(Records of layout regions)
+++
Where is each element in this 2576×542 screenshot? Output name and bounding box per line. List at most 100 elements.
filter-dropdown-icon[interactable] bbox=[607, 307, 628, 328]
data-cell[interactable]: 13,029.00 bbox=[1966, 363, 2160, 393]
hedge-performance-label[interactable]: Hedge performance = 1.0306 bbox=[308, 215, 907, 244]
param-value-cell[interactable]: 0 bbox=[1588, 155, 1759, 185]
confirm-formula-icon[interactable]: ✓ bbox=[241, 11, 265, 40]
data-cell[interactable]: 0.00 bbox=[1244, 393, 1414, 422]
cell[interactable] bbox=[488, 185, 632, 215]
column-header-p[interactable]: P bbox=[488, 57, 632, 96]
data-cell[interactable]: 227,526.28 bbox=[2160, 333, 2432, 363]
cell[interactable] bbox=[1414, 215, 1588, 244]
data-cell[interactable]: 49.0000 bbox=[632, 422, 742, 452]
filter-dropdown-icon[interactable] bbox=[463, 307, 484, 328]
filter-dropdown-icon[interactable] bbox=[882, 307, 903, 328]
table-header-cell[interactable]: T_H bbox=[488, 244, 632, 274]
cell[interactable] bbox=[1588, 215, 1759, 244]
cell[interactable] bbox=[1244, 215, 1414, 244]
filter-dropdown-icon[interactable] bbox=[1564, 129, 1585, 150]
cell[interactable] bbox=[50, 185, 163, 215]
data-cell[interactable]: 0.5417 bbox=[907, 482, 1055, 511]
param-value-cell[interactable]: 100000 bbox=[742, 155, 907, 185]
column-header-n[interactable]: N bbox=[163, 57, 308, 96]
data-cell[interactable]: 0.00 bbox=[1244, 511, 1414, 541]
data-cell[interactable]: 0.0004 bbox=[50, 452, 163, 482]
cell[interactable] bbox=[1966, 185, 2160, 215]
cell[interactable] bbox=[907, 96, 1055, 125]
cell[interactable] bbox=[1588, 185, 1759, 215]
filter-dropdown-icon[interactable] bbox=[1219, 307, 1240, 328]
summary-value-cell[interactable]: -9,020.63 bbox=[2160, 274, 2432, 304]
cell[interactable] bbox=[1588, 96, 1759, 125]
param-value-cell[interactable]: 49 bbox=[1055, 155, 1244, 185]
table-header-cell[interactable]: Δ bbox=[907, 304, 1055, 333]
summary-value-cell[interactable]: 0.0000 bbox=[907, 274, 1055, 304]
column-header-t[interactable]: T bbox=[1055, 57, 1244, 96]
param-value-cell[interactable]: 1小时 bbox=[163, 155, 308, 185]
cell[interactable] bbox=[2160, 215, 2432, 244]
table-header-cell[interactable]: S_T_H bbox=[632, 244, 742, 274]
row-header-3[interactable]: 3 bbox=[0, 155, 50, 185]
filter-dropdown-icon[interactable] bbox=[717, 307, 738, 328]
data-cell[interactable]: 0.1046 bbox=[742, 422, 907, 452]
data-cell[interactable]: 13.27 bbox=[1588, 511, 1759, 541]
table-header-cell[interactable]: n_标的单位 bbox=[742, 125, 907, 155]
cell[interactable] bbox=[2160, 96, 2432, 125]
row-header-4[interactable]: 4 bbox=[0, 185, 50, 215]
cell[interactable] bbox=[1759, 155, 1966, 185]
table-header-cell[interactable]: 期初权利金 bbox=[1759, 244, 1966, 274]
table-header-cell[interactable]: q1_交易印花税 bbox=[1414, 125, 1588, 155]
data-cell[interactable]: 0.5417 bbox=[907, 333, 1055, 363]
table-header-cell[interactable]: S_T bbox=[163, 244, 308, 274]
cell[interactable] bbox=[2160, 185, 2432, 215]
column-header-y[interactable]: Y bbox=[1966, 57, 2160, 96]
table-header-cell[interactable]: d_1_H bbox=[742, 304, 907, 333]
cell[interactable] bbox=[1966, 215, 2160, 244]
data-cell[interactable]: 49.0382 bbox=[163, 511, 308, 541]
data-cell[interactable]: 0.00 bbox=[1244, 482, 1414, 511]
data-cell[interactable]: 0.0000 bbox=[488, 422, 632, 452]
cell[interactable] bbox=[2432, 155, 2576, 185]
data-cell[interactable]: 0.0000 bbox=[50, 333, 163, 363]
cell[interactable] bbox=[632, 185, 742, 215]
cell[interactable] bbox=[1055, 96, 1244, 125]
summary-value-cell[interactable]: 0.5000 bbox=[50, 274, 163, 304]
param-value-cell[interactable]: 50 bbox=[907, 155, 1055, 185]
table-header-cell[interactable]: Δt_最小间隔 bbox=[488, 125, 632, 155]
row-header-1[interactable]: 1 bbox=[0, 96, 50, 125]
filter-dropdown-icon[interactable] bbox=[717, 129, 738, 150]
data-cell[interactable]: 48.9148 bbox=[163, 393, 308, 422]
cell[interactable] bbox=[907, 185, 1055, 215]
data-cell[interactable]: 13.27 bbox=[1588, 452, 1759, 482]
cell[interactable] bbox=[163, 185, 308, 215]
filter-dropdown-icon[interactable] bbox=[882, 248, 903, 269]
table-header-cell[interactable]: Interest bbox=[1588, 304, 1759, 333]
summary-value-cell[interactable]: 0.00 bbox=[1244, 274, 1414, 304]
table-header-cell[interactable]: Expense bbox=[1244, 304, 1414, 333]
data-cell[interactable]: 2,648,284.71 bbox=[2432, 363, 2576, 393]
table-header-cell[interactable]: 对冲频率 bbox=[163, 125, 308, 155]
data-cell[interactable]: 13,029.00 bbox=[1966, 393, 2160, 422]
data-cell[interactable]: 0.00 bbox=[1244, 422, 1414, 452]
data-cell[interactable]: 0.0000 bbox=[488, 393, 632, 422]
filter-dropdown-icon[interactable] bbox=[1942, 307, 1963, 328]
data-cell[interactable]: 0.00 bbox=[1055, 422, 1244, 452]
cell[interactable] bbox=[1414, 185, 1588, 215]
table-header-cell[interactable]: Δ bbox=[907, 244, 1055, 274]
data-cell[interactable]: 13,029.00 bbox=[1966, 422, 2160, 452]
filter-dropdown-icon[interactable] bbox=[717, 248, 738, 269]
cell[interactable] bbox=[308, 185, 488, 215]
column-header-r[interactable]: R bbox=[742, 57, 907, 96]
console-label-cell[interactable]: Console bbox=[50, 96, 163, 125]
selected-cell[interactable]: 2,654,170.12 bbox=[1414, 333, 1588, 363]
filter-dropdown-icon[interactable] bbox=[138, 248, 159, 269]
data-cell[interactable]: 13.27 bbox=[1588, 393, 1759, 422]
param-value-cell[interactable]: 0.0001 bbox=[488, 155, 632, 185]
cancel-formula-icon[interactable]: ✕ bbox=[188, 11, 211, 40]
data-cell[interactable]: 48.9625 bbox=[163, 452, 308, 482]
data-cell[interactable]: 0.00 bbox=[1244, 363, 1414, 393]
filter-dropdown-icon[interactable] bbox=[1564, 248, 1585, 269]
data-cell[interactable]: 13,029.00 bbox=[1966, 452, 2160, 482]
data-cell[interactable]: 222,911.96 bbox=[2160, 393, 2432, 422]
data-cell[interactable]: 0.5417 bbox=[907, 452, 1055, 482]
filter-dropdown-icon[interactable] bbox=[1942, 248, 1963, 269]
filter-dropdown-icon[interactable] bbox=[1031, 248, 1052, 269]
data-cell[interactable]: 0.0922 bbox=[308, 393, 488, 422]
+++
Set task: Turn each line of the material into an item in a numbered list. Leave out any blank lines.

Complete output:
1. Where is each element in this 2576×542 screenshot? Output name and bounding box per line. List at most 100 elements.
2. filter-dropdown-icon[interactable] bbox=[607, 307, 628, 328]
3. data-cell[interactable]: 13,029.00 bbox=[1966, 363, 2160, 393]
4. hedge-performance-label[interactable]: Hedge performance = 1.0306 bbox=[308, 215, 907, 244]
5. param-value-cell[interactable]: 0 bbox=[1588, 155, 1759, 185]
6. confirm-formula-icon[interactable]: ✓ bbox=[241, 11, 265, 40]
7. data-cell[interactable]: 0.00 bbox=[1244, 393, 1414, 422]
8. cell[interactable] bbox=[488, 185, 632, 215]
9. column-header-p[interactable]: P bbox=[488, 57, 632, 96]
10. data-cell[interactable]: 227,526.28 bbox=[2160, 333, 2432, 363]
11. cell[interactable] bbox=[1414, 215, 1588, 244]
12. data-cell[interactable]: 49.0000 bbox=[632, 422, 742, 452]
13. filter-dropdown-icon[interactable] bbox=[463, 307, 484, 328]
14. filter-dropdown-icon[interactable] bbox=[882, 307, 903, 328]
15. table-header-cell[interactable]: T_H bbox=[488, 244, 632, 274]
16. cell[interactable] bbox=[1588, 215, 1759, 244]
17. cell[interactable] bbox=[1244, 215, 1414, 244]
18. filter-dropdown-icon[interactable] bbox=[1564, 129, 1585, 150]
19. cell[interactable] bbox=[50, 185, 163, 215]
20. data-cell[interactable]: 0.5417 bbox=[907, 482, 1055, 511]
21. param-value-cell[interactable]: 100000 bbox=[742, 155, 907, 185]
22. column-header-n[interactable]: N bbox=[163, 57, 308, 96]
23. data-cell[interactable]: 0.00 bbox=[1244, 511, 1414, 541]
24. data-cell[interactable]: 0.0004 bbox=[50, 452, 163, 482]
25. cell[interactable] bbox=[1966, 185, 2160, 215]
26. cell[interactable] bbox=[907, 96, 1055, 125]
27. cell[interactable] bbox=[1588, 185, 1759, 215]
28. filter-dropdown-icon[interactable] bbox=[1219, 307, 1240, 328]
29. summary-value-cell[interactable]: -9,020.63 bbox=[2160, 274, 2432, 304]
30. cell[interactable] bbox=[1588, 96, 1759, 125]
31. param-value-cell[interactable]: 49 bbox=[1055, 155, 1244, 185]
32. table-header-cell[interactable]: Δ bbox=[907, 304, 1055, 333]
33. summary-value-cell[interactable]: 0.0000 bbox=[907, 274, 1055, 304]
34. column-header-t[interactable]: T bbox=[1055, 57, 1244, 96]
35. param-value-cell[interactable]: 1小时 bbox=[163, 155, 308, 185]
36. cell[interactable] bbox=[2160, 215, 2432, 244]
37. table-header-cell[interactable]: S_T_H bbox=[632, 244, 742, 274]
38. row-header-3[interactable]: 3 bbox=[0, 155, 50, 185]
39. filter-dropdown-icon[interactable] bbox=[717, 307, 738, 328]
40. data-cell[interactable]: 0.1046 bbox=[742, 422, 907, 452]
41. data-cell[interactable]: 13.27 bbox=[1588, 511, 1759, 541]
42. table-header-cell[interactable]: n_标的单位 bbox=[742, 125, 907, 155]
43. cell[interactable] bbox=[2160, 96, 2432, 125]
44. row-header-4[interactable]: 4 bbox=[0, 185, 50, 215]
45. cell[interactable] bbox=[1759, 155, 1966, 185]
46. table-header-cell[interactable]: 期初权利金 bbox=[1759, 244, 1966, 274]
47. table-header-cell[interactable]: q1_交易印花税 bbox=[1414, 125, 1588, 155]
48. data-cell[interactable]: 0.5417 bbox=[907, 333, 1055, 363]
49. table-header-cell[interactable]: S_T bbox=[163, 244, 308, 274]
50. cell[interactable] bbox=[2160, 185, 2432, 215]
51. column-header-y[interactable]: Y bbox=[1966, 57, 2160, 96]
52. table-header-cell[interactable]: d_1_H bbox=[742, 304, 907, 333]
53. cell[interactable] bbox=[1966, 215, 2160, 244]
54. data-cell[interactable]: 49.0382 bbox=[163, 511, 308, 541]
55. data-cell[interactable]: 0.00 bbox=[1244, 482, 1414, 511]
56. data-cell[interactable]: 0.0000 bbox=[488, 422, 632, 452]
57. cell[interactable] bbox=[2432, 155, 2576, 185]
58. data-cell[interactable]: 0.0000 bbox=[50, 333, 163, 363]
59. cell[interactable] bbox=[632, 185, 742, 215]
60. cell[interactable] bbox=[1055, 96, 1244, 125]
61. summary-value-cell[interactable]: 0.5000 bbox=[50, 274, 163, 304]
62. param-value-cell[interactable]: 50 bbox=[907, 155, 1055, 185]
63. table-header-cell[interactable]: Δt_最小间隔 bbox=[488, 125, 632, 155]
64. row-header-1[interactable]: 1 bbox=[0, 96, 50, 125]
65. filter-dropdown-icon[interactable] bbox=[717, 129, 738, 150]
66. data-cell[interactable]: 48.9148 bbox=[163, 393, 308, 422]
67. cell[interactable] bbox=[907, 185, 1055, 215]
68. data-cell[interactable]: 13.27 bbox=[1588, 452, 1759, 482]
69. cell[interactable] bbox=[163, 185, 308, 215]
70. filter-dropdown-icon[interactable] bbox=[882, 248, 903, 269]
71. table-header-cell[interactable]: Interest bbox=[1588, 304, 1759, 333]
72. summary-value-cell[interactable]: 0.00 bbox=[1244, 274, 1414, 304]
73. table-header-cell[interactable]: Expense bbox=[1244, 304, 1414, 333]
74. data-cell[interactable]: 2,648,284.71 bbox=[2432, 363, 2576, 393]
75. table-header-cell[interactable]: 对冲频率 bbox=[163, 125, 308, 155]
76. data-cell[interactable]: 13,029.00 bbox=[1966, 393, 2160, 422]
77. data-cell[interactable]: 0.00 bbox=[1244, 422, 1414, 452]
78. data-cell[interactable]: 0.0000 bbox=[488, 393, 632, 422]
79. filter-dropdown-icon[interactable] bbox=[1942, 307, 1963, 328]
80. data-cell[interactable]: 0.00 bbox=[1055, 422, 1244, 452]
81. cell[interactable] bbox=[1414, 185, 1588, 215]
82. table-header-cell[interactable]: Δ bbox=[907, 244, 1055, 274]
83. data-cell[interactable]: 13,029.00 bbox=[1966, 422, 2160, 452]
84. filter-dropdown-icon[interactable] bbox=[717, 248, 738, 269]
85. cell[interactable] bbox=[308, 185, 488, 215]
86. column-header-r[interactable]: R bbox=[742, 57, 907, 96]
87. console-label-cell[interactable]: Console bbox=[50, 96, 163, 125]
88. selected-cell[interactable]: 2,654,170.12 bbox=[1414, 333, 1588, 363]
89. filter-dropdown-icon[interactable] bbox=[138, 248, 159, 269]
90. data-cell[interactable]: 13.27 bbox=[1588, 393, 1759, 422]
91. param-value-cell[interactable]: 0.0001 bbox=[488, 155, 632, 185]
92. cancel-formula-icon[interactable]: ✕ bbox=[188, 11, 211, 40]
93. data-cell[interactable]: 48.9625 bbox=[163, 452, 308, 482]
94. data-cell[interactable]: 0.00 bbox=[1244, 363, 1414, 393]
95. filter-dropdown-icon[interactable] bbox=[1564, 248, 1585, 269]
96. data-cell[interactable]: 13,029.00 bbox=[1966, 452, 2160, 482]
97. data-cell[interactable]: 222,911.96 bbox=[2160, 393, 2432, 422]
98. data-cell[interactable]: 0.5417 bbox=[907, 452, 1055, 482]
99. filter-dropdown-icon[interactable] bbox=[1942, 248, 1963, 269]
100. filter-dropdown-icon[interactable] bbox=[1031, 248, 1052, 269]
101. data-cell[interactable]: 0.0922 bbox=[308, 393, 488, 422]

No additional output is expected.